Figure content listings

● ● ● ● ●

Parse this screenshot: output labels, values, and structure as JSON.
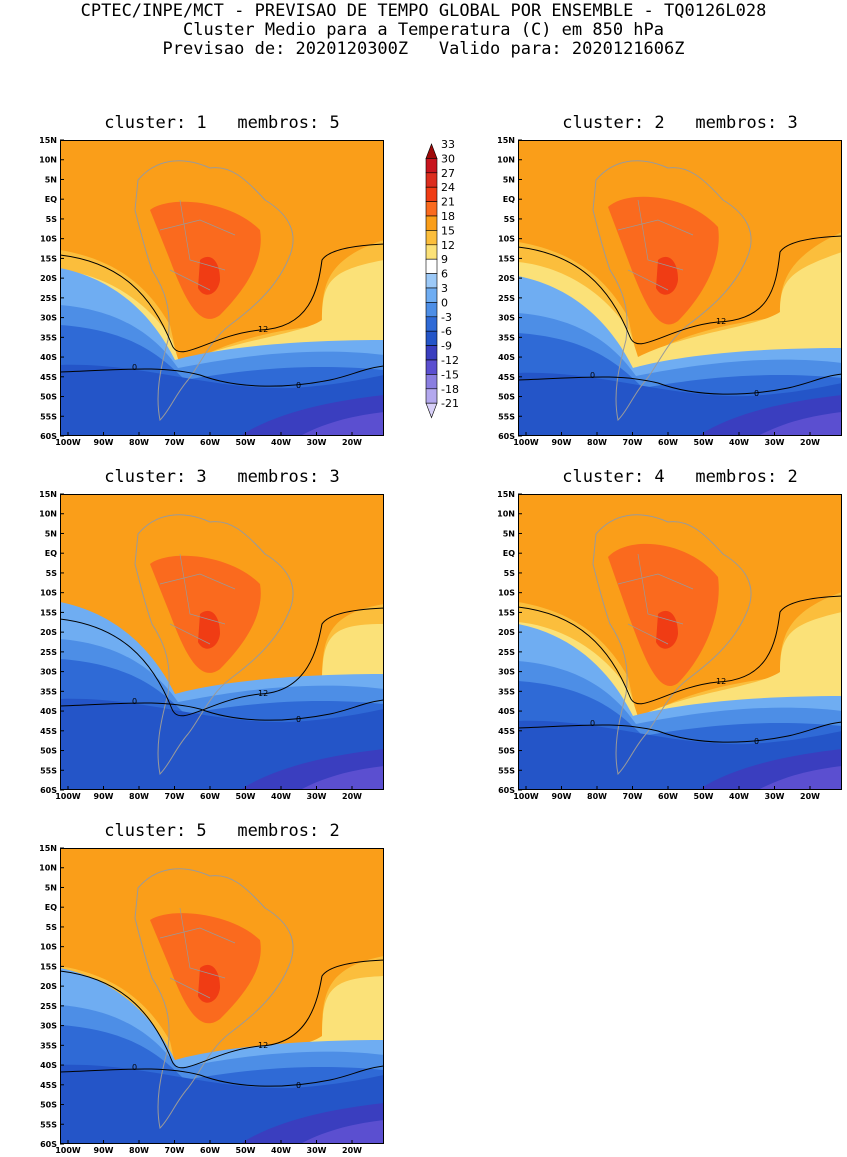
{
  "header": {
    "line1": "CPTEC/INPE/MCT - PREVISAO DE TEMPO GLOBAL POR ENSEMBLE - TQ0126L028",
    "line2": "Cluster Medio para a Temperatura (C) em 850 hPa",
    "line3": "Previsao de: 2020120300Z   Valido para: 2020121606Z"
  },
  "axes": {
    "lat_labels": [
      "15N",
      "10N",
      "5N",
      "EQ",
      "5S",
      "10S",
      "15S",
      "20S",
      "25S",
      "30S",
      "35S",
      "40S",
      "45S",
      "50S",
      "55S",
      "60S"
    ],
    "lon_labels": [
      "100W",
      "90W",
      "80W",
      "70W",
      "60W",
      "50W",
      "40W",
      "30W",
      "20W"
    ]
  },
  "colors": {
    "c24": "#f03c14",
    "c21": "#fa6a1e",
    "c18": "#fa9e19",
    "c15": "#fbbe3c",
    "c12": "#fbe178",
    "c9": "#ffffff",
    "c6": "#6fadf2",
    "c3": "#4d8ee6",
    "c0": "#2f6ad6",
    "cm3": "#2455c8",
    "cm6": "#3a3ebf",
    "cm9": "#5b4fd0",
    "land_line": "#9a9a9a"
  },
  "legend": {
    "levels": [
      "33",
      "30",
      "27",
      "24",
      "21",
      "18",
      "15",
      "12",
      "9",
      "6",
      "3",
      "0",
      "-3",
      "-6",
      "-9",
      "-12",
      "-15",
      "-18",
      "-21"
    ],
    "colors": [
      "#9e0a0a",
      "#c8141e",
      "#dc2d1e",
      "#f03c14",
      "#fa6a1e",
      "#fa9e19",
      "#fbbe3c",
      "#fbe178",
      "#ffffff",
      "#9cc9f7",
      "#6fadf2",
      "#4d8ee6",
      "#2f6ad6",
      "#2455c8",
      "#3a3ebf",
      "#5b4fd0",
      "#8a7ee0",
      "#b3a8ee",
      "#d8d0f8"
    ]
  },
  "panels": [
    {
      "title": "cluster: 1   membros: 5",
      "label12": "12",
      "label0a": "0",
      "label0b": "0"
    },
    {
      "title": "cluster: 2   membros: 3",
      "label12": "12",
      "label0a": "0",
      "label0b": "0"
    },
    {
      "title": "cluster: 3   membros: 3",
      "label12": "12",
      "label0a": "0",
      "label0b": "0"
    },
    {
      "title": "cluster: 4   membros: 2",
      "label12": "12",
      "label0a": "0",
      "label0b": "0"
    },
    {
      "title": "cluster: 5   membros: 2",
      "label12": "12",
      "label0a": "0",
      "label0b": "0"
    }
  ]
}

● ● ● ● ●

Problem requirements: Tally up the lines in the preceding listing that contain the string "title". Respond with the number and nothing else.

Full output: 5